** Start DATASET **
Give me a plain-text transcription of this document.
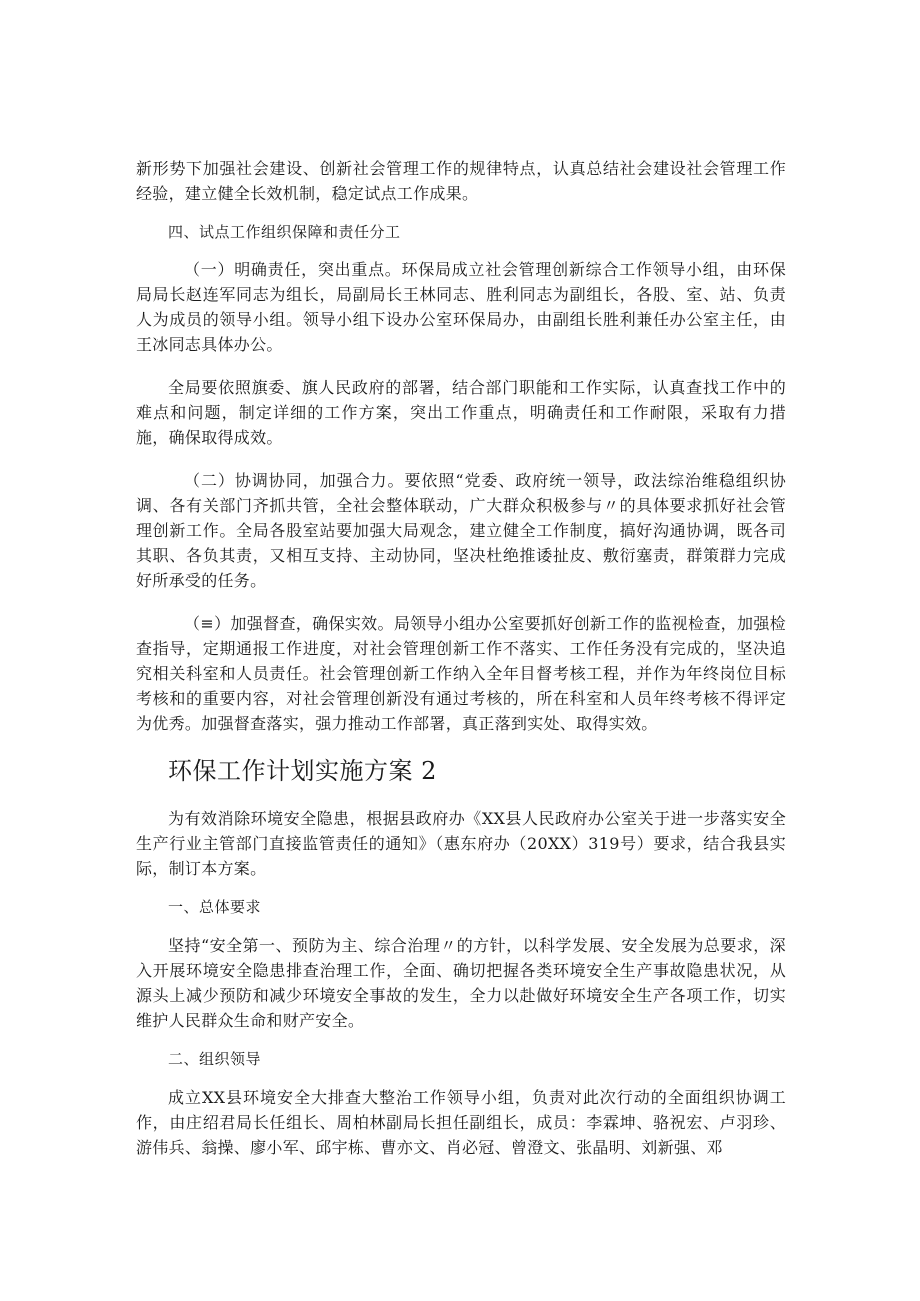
新形势下加强社会建设、创新社会管理工作的规律特点，认真总结社会建设社会管理工作经验，建立健全长效机制，稳定试点工作成果。

四、试点工作组织保障和责任分工

（一）明确责任，突出重点。环保局成立社会管理创新综合工作领导小组，由环保局局长赵连军同志为组长，局副局长王林同志、胜利同志为副组长，各股、室、站、负责人为成员的领导小组。领导小组下设办公室环保局办，由副组长胜利兼任办公室主任，由王冰同志具体办公。

全局要依照旗委、旗人民政府的部署，结合部门职能和工作实际，认真查找工作中的难点和问题，制定详细的工作方案，突出工作重点，明确责任和工作耐限，采取有力措施，确保取得成效。

（二）协调协同，加强合力。要依照“党委、政府统一领导，政法综治维稳组织协调、各有关部门齐抓共管，全社会整体联动，广大群众积极参与〃的具体要求抓好社会管理创新工作。全局各股室站要加强大局观念，建立健全工作制度，搞好沟通协调，既各司其职、各负其责，又相互支持、主动协同，坚决杜绝推诿扯皮、敷衍塞责，群策群力完成好所承受的任务。

（≡）加强督查，确保实效。局领导小组办公室要抓好创新工作的监视检查，加强检查指导，定期通报工作进度，对社会管理创新工作不落实、工作任务没有完成的，坚决追究相关科室和人员责任。社会管理创新工作纳入全年目督考核工程，并作为年终岗位目标考核和的重要内容，对社会管理创新没有通过考核的，所在科室和人员年终考核不得评定为优秀。加强督查落实，强力推动工作部署，真正落到实处、取得实效。

环保工作计划实施方案 2

为有效消除环境安全隐患，根据县政府办《XX县人民政府办公室关于进一步落实安全生产行业主管部门直接监管责任的通知》（惠东府办（20XX）319号）要求，结合我县实际，制订本方案。

一、总体要求

坚持“安全第一、预防为主、综合治理〃的方针，以科学发展、安全发展为总要求，深入开展环境安全隐患排查治理工作，全面、确切把握各类环境安全生产事故隐患状况，从源头上减少预防和减少环境安全事故的发生，全力以赴做好环境安全生产各项工作，切实维护人民群众生命和财产安全。

二、组织领导

成立XX县环境安全大排查大整治工作领导小组，负责对此次行动的全面组织协调工作，由庄绍君局长任组长、周柏林副局长担任副组长，成员：李霖坤、骆祝宏、卢羽珍、游伟兵、翁操、廖小军、邱宇栋、曹亦文、肖必冠、曾澄文、张晶明、刘新强、邓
** End DATASET **
• TASK TO CARRY OUT: Your task is an exact transcription of all the data, minus the pictures.

• SOLUTION TO THE PROBLEM:
Give me a plain-text transcription of this document.
新形势下加强社会建设、创新社会管理工作的规律特点，认真总结社会建设社会管理工作经验，建立健全长效机制，稳定试点工作成果。

四、试点工作组织保障和责任分工

（一）明确责任，突出重点。环保局成立社会管理创新综合工作领导小组，由环保局局长赵连军同志为组长，局副局长王林同志、胜利同志为副组长，各股、室、站、负责人为成员的领导小组。领导小组下设办公室环保局办，由副组长胜利兼任办公室主任，由王冰同志具体办公。

全局要依照旗委、旗人民政府的部署，结合部门职能和工作实际，认真查找工作中的难点和问题，制定详细的工作方案，突出工作重点，明确责任和工作耐限，采取有力措施，确保取得成效。

（二）协调协同，加强合力。要依照“党委、政府统一领导，政法综治维稳组织协调、各有关部门齐抓共管，全社会整体联动，广大群众积极参与〃的具体要求抓好社会管理创新工作。全局各股室站要加强大局观念，建立健全工作制度，搞好沟通协调，既各司其职、各负其责，又相互支持、主动协同，坚决杜绝推诿扯皮、敷衍塞责，群策群力完成好所承受的任务。

（≡）加强督查，确保实效。局领导小组办公室要抓好创新工作的监视检查，加强检查指导，定期通报工作进度，对社会管理创新工作不落实、工作任务没有完成的，坚决追究相关科室和人员责任。社会管理创新工作纳入全年目督考核工程，并作为年终岗位目标考核和的重要内容，对社会管理创新没有通过考核的，所在科室和人员年终考核不得评定为优秀。加强督查落实，强力推动工作部署，真正落到实处、取得实效。

环保工作计划实施方案 2

为有效消除环境安全隐患，根据县政府办《XX县人民政府办公室关于进一步落实安全生产行业主管部门直接监管责任的通知》（惠东府办（20XX）319号）要求，结合我县实际，制订本方案。

一、总体要求

坚持“安全第一、预防为主、综合治理〃的方针，以科学发展、安全发展为总要求，深入开展环境安全隐患排查治理工作，全面、确切把握各类环境安全生产事故隐患状况，从源头上减少预防和减少环境安全事故的发生，全力以赴做好环境安全生产各项工作，切实维护人民群众生命和财产安全。

二、组织领导

成立XX县环境安全大排查大整治工作领导小组，负责对此次行动的全面组织协调工作，由庄绍君局长任组长、周柏林副局长担任副组长，成员：李霖坤、骆祝宏、卢羽珍、游伟兵、翁操、廖小军、邱宇栋、曹亦文、肖必冠、曾澄文、张晶明、刘新强、邓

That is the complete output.